Scan the entries for the string "source" and give the number of lines that have it, nothing further.
_ _ _
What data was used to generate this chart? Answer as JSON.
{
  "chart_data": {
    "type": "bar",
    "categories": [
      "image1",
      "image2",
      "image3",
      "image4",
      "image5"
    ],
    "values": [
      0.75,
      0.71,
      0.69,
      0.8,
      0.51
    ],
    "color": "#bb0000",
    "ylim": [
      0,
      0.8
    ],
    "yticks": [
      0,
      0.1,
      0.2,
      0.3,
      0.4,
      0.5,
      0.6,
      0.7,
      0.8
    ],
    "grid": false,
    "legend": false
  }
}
_ _ _
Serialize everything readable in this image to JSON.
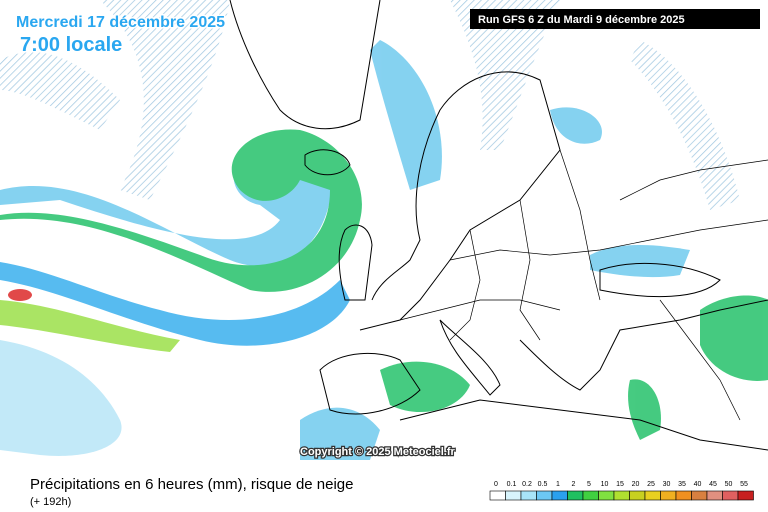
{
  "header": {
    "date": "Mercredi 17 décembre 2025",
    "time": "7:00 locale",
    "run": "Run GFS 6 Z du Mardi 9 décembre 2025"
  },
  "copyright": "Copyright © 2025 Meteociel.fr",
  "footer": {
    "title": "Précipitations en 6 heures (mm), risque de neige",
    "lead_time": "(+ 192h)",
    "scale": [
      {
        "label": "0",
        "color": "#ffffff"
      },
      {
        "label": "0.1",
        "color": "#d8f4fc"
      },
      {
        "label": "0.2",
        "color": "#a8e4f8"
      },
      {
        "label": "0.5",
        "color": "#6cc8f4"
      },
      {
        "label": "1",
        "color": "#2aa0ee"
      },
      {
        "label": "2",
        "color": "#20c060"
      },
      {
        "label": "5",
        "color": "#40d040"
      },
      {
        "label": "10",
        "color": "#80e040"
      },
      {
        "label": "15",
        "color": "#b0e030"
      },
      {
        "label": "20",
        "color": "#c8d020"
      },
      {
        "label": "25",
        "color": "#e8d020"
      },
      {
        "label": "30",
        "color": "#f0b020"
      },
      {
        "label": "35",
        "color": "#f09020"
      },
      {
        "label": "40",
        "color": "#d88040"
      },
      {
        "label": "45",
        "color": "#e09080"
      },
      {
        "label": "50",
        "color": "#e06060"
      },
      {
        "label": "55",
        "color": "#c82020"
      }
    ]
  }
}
_ _ _
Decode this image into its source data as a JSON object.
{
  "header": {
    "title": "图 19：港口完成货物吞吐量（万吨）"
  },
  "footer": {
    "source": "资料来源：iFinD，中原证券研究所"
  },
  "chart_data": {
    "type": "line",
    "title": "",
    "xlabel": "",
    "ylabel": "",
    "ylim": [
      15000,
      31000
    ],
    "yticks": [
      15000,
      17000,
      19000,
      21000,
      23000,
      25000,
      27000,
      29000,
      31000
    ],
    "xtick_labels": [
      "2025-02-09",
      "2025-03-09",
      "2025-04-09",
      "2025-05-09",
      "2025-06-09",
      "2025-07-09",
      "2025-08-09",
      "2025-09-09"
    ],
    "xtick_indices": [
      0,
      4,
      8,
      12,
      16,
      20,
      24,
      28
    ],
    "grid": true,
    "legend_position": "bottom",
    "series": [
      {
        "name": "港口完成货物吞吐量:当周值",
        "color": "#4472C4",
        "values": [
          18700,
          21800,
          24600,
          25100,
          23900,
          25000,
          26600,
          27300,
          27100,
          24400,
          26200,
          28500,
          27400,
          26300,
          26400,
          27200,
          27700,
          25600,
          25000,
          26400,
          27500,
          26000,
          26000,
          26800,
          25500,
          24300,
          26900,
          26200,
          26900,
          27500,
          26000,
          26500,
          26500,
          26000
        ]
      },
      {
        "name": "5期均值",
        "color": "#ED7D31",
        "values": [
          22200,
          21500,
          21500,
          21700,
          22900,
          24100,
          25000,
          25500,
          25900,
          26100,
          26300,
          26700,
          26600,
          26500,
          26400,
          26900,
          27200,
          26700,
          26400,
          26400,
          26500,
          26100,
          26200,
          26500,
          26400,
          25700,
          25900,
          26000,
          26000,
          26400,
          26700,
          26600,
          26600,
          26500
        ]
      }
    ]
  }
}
_ _ _
**Task result**
2